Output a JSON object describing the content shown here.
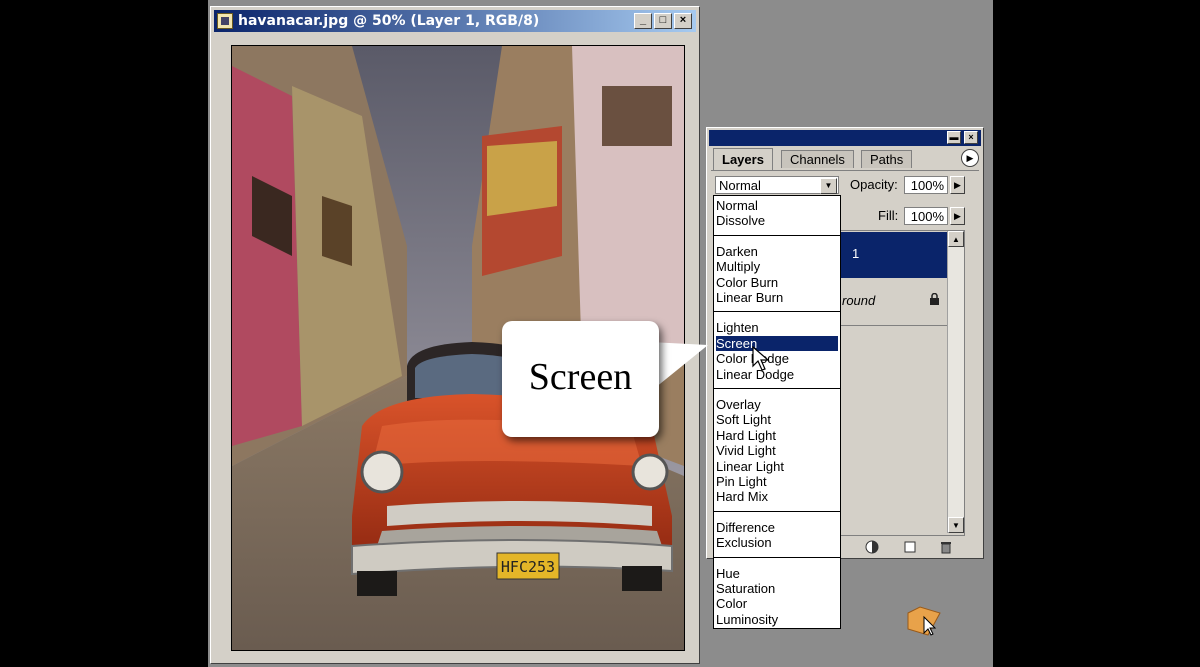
{
  "document": {
    "title": "havanacar.jpg @ 50% (Layer 1, RGB/8)",
    "buttons": {
      "minimize": "_",
      "maximize": "□",
      "close": "×"
    },
    "plate_text": "HFC253"
  },
  "layers_palette": {
    "tabs": [
      "Layers",
      "Channels",
      "Paths"
    ],
    "blend_mode": "Normal",
    "opacity_label": "Opacity:",
    "opacity_value": "100%",
    "fill_label": "Fill:",
    "fill_value": "100%",
    "layers": [
      {
        "name": "Layer 1",
        "visible_text": "1",
        "selected": true
      },
      {
        "name": "Background",
        "visible_text": "round",
        "locked": true
      }
    ]
  },
  "blend_menu": {
    "groups": [
      [
        "Normal",
        "Dissolve"
      ],
      [
        "Darken",
        "Multiply",
        "Color Burn",
        "Linear Burn"
      ],
      [
        "Lighten",
        "Screen",
        "Color Dodge",
        "Linear Dodge"
      ],
      [
        "Overlay",
        "Soft Light",
        "Hard Light",
        "Vivid Light",
        "Linear Light",
        "Pin Light",
        "Hard Mix"
      ],
      [
        "Difference",
        "Exclusion"
      ],
      [
        "Hue",
        "Saturation",
        "Color",
        "Luminosity"
      ]
    ],
    "selected": "Screen"
  },
  "callout": {
    "text": "Screen"
  },
  "colors": {
    "titlebar": "#0a246a",
    "selection": "#0a246a",
    "chrome": "#d4d0c8",
    "car_red": "#c43a17"
  }
}
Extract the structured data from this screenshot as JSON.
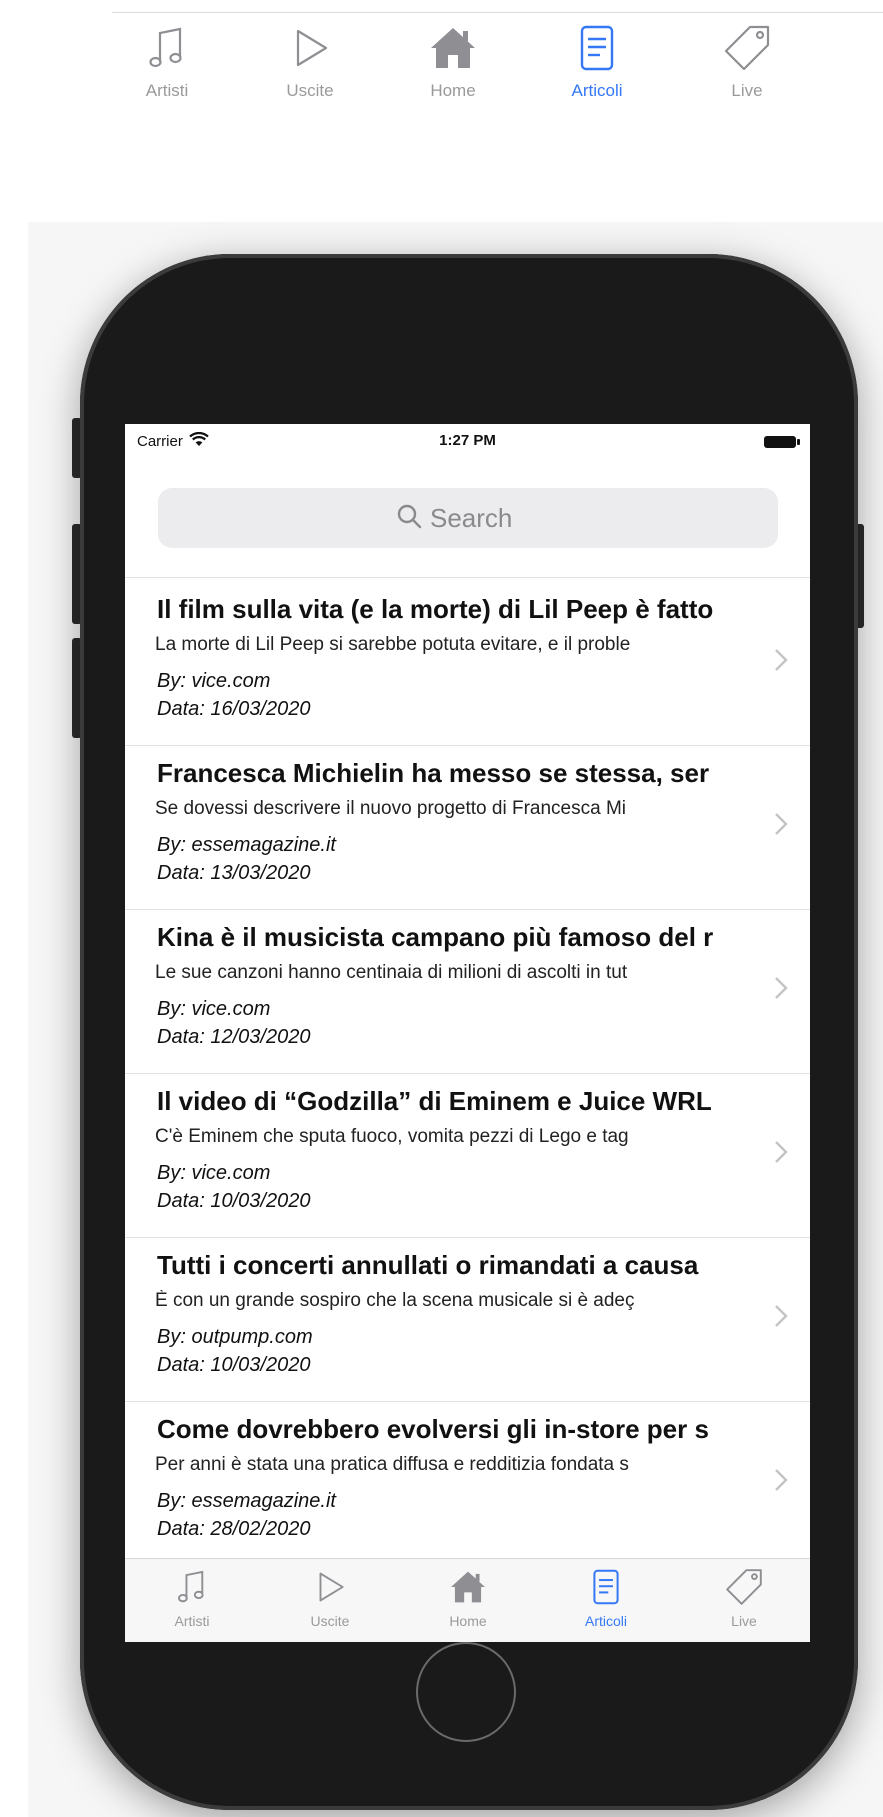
{
  "tabs": [
    {
      "label": "Artisti",
      "icon": "music-note-icon",
      "active": false
    },
    {
      "label": "Uscite",
      "icon": "play-icon",
      "active": false
    },
    {
      "label": "Home",
      "icon": "house-icon",
      "active": false
    },
    {
      "label": "Articoli",
      "icon": "document-icon",
      "active": true
    },
    {
      "label": "Live",
      "icon": "tag-icon",
      "active": false
    }
  ],
  "status_bar": {
    "carrier": "Carrier",
    "time": "1:27 PM"
  },
  "search": {
    "placeholder": "Search"
  },
  "articles": [
    {
      "title": "Il film sulla vita (e la morte) di Lil Peep è fatto",
      "snippet": "La morte di Lil Peep si sarebbe potuta evitare, e il proble",
      "source": "By: vice.com",
      "date": "Data: 16/03/2020"
    },
    {
      "title": "Francesca Michielin ha messo se stessa, ser",
      "snippet": "Se dovessi descrivere il nuovo progetto di Francesca Mi",
      "source": "By: essemagazine.it",
      "date": "Data: 13/03/2020"
    },
    {
      "title": "Kina è il musicista campano più famoso del r",
      "snippet": "Le sue canzoni hanno centinaia di milioni di ascolti in tut",
      "source": "By: vice.com",
      "date": "Data: 12/03/2020"
    },
    {
      "title": "Il video di “Godzilla” di Eminem e Juice WRL",
      "snippet": "C'è Eminem che sputa fuoco, vomita pezzi di Lego e tag",
      "source": "By: vice.com",
      "date": "Data: 10/03/2020"
    },
    {
      "title": "Tutti i concerti annullati o rimandati a causa",
      "snippet": "È con un grande sospiro che la scena musicale si è adeç",
      "source": "By: outpump.com",
      "date": "Data: 10/03/2020"
    },
    {
      "title": "Come dovrebbero evolversi gli in-store per s",
      "snippet": "Per anni è stata una pratica diffusa e redditizia fondata s",
      "source": "By: essemagazine.it",
      "date": "Data: 28/02/2020"
    }
  ],
  "colors": {
    "accent": "#3478f6",
    "inactive": "#9a9a9a",
    "device": "#1a1a1a"
  }
}
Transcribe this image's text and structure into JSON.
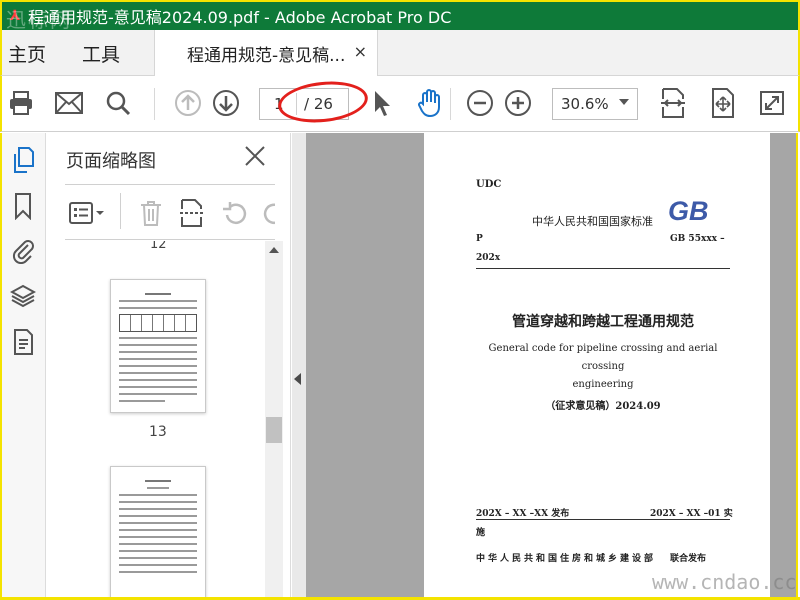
{
  "window": {
    "title": "程通用规范-意见稿2024.09.pdf - Adobe Acrobat Pro DC",
    "watermark": "迅标网"
  },
  "nav": {
    "home": "主页",
    "tools": "工具"
  },
  "tab": {
    "label": "程通用规范-意见稿...",
    "close": "×"
  },
  "toolbar": {
    "current_page": "1",
    "total_pages": "/ 26",
    "zoom": "30.6%"
  },
  "panel": {
    "title": "页面缩略图",
    "prev_page_number": "12",
    "thumb_page_number": "13"
  },
  "document": {
    "udc": "UDC",
    "national_standard": "中华人民共和国国家标准",
    "logo": "GB",
    "p": "P",
    "gb_number": "GB  55xxx  –",
    "year": "202x",
    "title_cn": "管道穿越和跨越工程通用规范",
    "title_en_line1": "General code for pipeline crossing and aerial crossing",
    "title_en_line2": "engineering",
    "draft": "（征求意见稿）2024.09",
    "issue_date": "202X – XX –XX  发布",
    "impl_date": "202X – XX –01  实",
    "impl_suffix": "施",
    "ministry": "中华人民共和国住房和城乡建设部",
    "joint": "联合发布"
  },
  "site_watermark": "www.cndao.cc",
  "colors": {
    "titlebar": "#0e7a39",
    "border": "#f4e300",
    "accent_blue": "#1a73c9",
    "annotation_red": "#e3201c"
  }
}
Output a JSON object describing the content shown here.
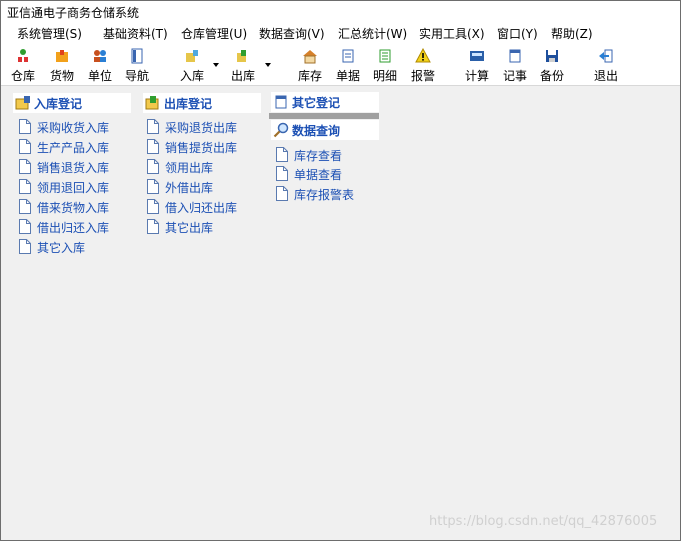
{
  "window": {
    "title": "亚信通电子商务仓储系统"
  },
  "menu": [
    {
      "label": "系统管理(S)"
    },
    {
      "label": "基础资料(T)"
    },
    {
      "label": "仓库管理(U)"
    },
    {
      "label": "数据查询(V)"
    },
    {
      "label": "汇总统计(W)"
    },
    {
      "label": "实用工具(X)"
    },
    {
      "label": "窗口(Y)"
    },
    {
      "label": "帮助(Z)"
    }
  ],
  "toolbar": [
    {
      "label": "仓库",
      "icon": "warehouse-icon"
    },
    {
      "label": "货物",
      "icon": "goods-icon"
    },
    {
      "label": "单位",
      "icon": "units-icon"
    },
    {
      "label": "导航",
      "icon": "navigation-icon"
    },
    {
      "label": "入库",
      "icon": "stock-in-icon"
    },
    {
      "label": "出库",
      "icon": "stock-out-icon"
    },
    {
      "label": "库存",
      "icon": "inventory-icon"
    },
    {
      "label": "单据",
      "icon": "documents-icon"
    },
    {
      "label": "明细",
      "icon": "details-icon"
    },
    {
      "label": "报警",
      "icon": "alarm-icon"
    },
    {
      "label": "计算",
      "icon": "calculator-icon"
    },
    {
      "label": "记事",
      "icon": "notepad-icon"
    },
    {
      "label": "备份",
      "icon": "backup-icon"
    },
    {
      "label": "退出",
      "icon": "exit-icon"
    }
  ],
  "panels": {
    "stock_in": {
      "title": "入库登记",
      "items": [
        "采购收货入库",
        "生产产品入库",
        "销售退货入库",
        "领用退回入库",
        "借来货物入库",
        "借出归还入库",
        "其它入库"
      ]
    },
    "stock_out": {
      "title": "出库登记",
      "items": [
        "采购退货出库",
        "销售提货出库",
        "领用出库",
        "外借出库",
        "借入归还出库",
        "其它出库"
      ]
    },
    "other": {
      "title": "其它登记"
    },
    "query": {
      "title": "数据查询",
      "items": [
        "库存查看",
        "单据查看",
        "库存报警表"
      ]
    }
  },
  "watermark": "https://blog.csdn.net/qq_42876005",
  "colors": {
    "link": "#1c50b4",
    "background": "#f0f0f0",
    "bar": "#ffffff"
  }
}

_Exercise instructions_
Your copy should hold every record word for word and none of the pictures.

_Answer to the exercise_
Output a JSON object describing the content shown here.
{
  "document": {
    "title": "havanacar.jpg @ 50% (Layer 1, RGB/8)",
    "buttons": {
      "minimize": "_",
      "maximize": "□",
      "close": "×"
    },
    "plate_text": "HFC253"
  },
  "layers_palette": {
    "tabs": [
      "Layers",
      "Channels",
      "Paths"
    ],
    "blend_mode": "Normal",
    "opacity_label": "Opacity:",
    "opacity_value": "100%",
    "fill_label": "Fill:",
    "fill_value": "100%",
    "layers": [
      {
        "name": "Layer 1",
        "visible_text": "1",
        "selected": true
      },
      {
        "name": "Background",
        "visible_text": "round",
        "locked": true
      }
    ]
  },
  "blend_menu": {
    "groups": [
      [
        "Normal",
        "Dissolve"
      ],
      [
        "Darken",
        "Multiply",
        "Color Burn",
        "Linear Burn"
      ],
      [
        "Lighten",
        "Screen",
        "Color Dodge",
        "Linear Dodge"
      ],
      [
        "Overlay",
        "Soft Light",
        "Hard Light",
        "Vivid Light",
        "Linear Light",
        "Pin Light",
        "Hard Mix"
      ],
      [
        "Difference",
        "Exclusion"
      ],
      [
        "Hue",
        "Saturation",
        "Color",
        "Luminosity"
      ]
    ],
    "selected": "Screen"
  },
  "callout": {
    "text": "Screen"
  },
  "colors": {
    "titlebar": "#0a246a",
    "selection": "#0a246a",
    "chrome": "#d4d0c8",
    "car_red": "#c43a17"
  }
}
Extract the structured data from this screenshot as JSON.
{
  "tabs": [
    {
      "label": "Artisti",
      "icon": "music-note-icon",
      "active": false
    },
    {
      "label": "Uscite",
      "icon": "play-icon",
      "active": false
    },
    {
      "label": "Home",
      "icon": "house-icon",
      "active": false
    },
    {
      "label": "Articoli",
      "icon": "document-icon",
      "active": true
    },
    {
      "label": "Live",
      "icon": "tag-icon",
      "active": false
    }
  ],
  "status_bar": {
    "carrier": "Carrier",
    "time": "1:27 PM"
  },
  "search": {
    "placeholder": "Search"
  },
  "articles": [
    {
      "title": "Il film sulla vita (e la morte) di Lil Peep è fatto",
      "snippet": "La morte di Lil Peep si sarebbe potuta evitare, e il proble",
      "source": "By: vice.com",
      "date": "Data: 16/03/2020"
    },
    {
      "title": "Francesca Michielin ha messo se stessa, ser",
      "snippet": "Se dovessi descrivere il nuovo progetto di Francesca Mi",
      "source": "By: essemagazine.it",
      "date": "Data: 13/03/2020"
    },
    {
      "title": "Kina è il musicista campano più famoso del r",
      "snippet": "Le sue canzoni hanno centinaia di milioni di ascolti in tut",
      "source": "By: vice.com",
      "date": "Data: 12/03/2020"
    },
    {
      "title": "Il video di “Godzilla” di Eminem e Juice WRL",
      "snippet": "C'è Eminem che sputa fuoco, vomita pezzi di Lego e tag",
      "source": "By: vice.com",
      "date": "Data: 10/03/2020"
    },
    {
      "title": "Tutti i concerti annullati o rimandati a causa",
      "snippet": "È con un grande sospiro che la scena musicale si è adeç",
      "source": "By: outpump.com",
      "date": "Data: 10/03/2020"
    },
    {
      "title": "Come dovrebbero evolversi gli in-store per s",
      "snippet": "Per anni è stata una pratica diffusa e redditizia fondata s",
      "source": "By: essemagazine.it",
      "date": "Data: 28/02/2020"
    }
  ],
  "colors": {
    "accent": "#3478f6",
    "inactive": "#9a9a9a",
    "device": "#1a1a1a"
  }
}
Transcribe this image's text and structure into JSON.
{
  "window": {
    "title": "程通用规范-意见稿2024.09.pdf - Adobe Acrobat Pro DC",
    "watermark": "迅标网"
  },
  "nav": {
    "home": "主页",
    "tools": "工具"
  },
  "tab": {
    "label": "程通用规范-意见稿...",
    "close": "×"
  },
  "toolbar": {
    "current_page": "1",
    "total_pages": "/ 26",
    "zoom": "30.6%"
  },
  "panel": {
    "title": "页面缩略图",
    "prev_page_number": "12",
    "thumb_page_number": "13"
  },
  "document": {
    "udc": "UDC",
    "national_standard": "中华人民共和国国家标准",
    "logo": "GB",
    "p": "P",
    "gb_number": "GB  55xxx  –",
    "year": "202x",
    "title_cn": "管道穿越和跨越工程通用规范",
    "title_en_line1": "General code for pipeline crossing and aerial crossing",
    "title_en_line2": "engineering",
    "draft": "（征求意见稿）2024.09",
    "issue_date": "202X – XX –XX  发布",
    "impl_date": "202X – XX –01  实",
    "impl_suffix": "施",
    "ministry": "中华人民共和国住房和城乡建设部",
    "joint": "联合发布"
  },
  "site_watermark": "www.cndao.cc",
  "colors": {
    "titlebar": "#0e7a39",
    "border": "#f4e300",
    "accent_blue": "#1a73c9",
    "annotation_red": "#e3201c"
  }
}
Output a JSON object describing the content shown here.
{
  "window": {
    "title": "亚信通电子商务仓储系统"
  },
  "menu": [
    {
      "label": "系统管理(S)"
    },
    {
      "label": "基础资料(T)"
    },
    {
      "label": "仓库管理(U)"
    },
    {
      "label": "数据查询(V)"
    },
    {
      "label": "汇总统计(W)"
    },
    {
      "label": "实用工具(X)"
    },
    {
      "label": "窗口(Y)"
    },
    {
      "label": "帮助(Z)"
    }
  ],
  "toolbar": [
    {
      "label": "仓库",
      "icon": "warehouse-icon"
    },
    {
      "label": "货物",
      "icon": "goods-icon"
    },
    {
      "label": "单位",
      "icon": "units-icon"
    },
    {
      "label": "导航",
      "icon": "navigation-icon"
    },
    {
      "label": "入库",
      "icon": "stock-in-icon"
    },
    {
      "label": "出库",
      "icon": "stock-out-icon"
    },
    {
      "label": "库存",
      "icon": "inventory-icon"
    },
    {
      "label": "单据",
      "icon": "documents-icon"
    },
    {
      "label": "明细",
      "icon": "details-icon"
    },
    {
      "label": "报警",
      "icon": "alarm-icon"
    },
    {
      "label": "计算",
      "icon": "calculator-icon"
    },
    {
      "label": "记事",
      "icon": "notepad-icon"
    },
    {
      "label": "备份",
      "icon": "backup-icon"
    },
    {
      "label": "退出",
      "icon": "exit-icon"
    }
  ],
  "panels": {
    "stock_in": {
      "title": "入库登记",
      "items": [
        "采购收货入库",
        "生产产品入库",
        "销售退货入库",
        "领用退回入库",
        "借来货物入库",
        "借出归还入库",
        "其它入库"
      ]
    },
    "stock_out": {
      "title": "出库登记",
      "items": [
        "采购退货出库",
        "销售提货出库",
        "领用出库",
        "外借出库",
        "借入归还出库",
        "其它出库"
      ]
    },
    "other": {
      "title": "其它登记"
    },
    "query": {
      "title": "数据查询",
      "items": [
        "库存查看",
        "单据查看",
        "库存报警表"
      ]
    }
  },
  "watermark": "https://blog.csdn.net/qq_42876005",
  "colors": {
    "link": "#1c50b4",
    "background": "#f0f0f0",
    "bar": "#ffffff"
  }
}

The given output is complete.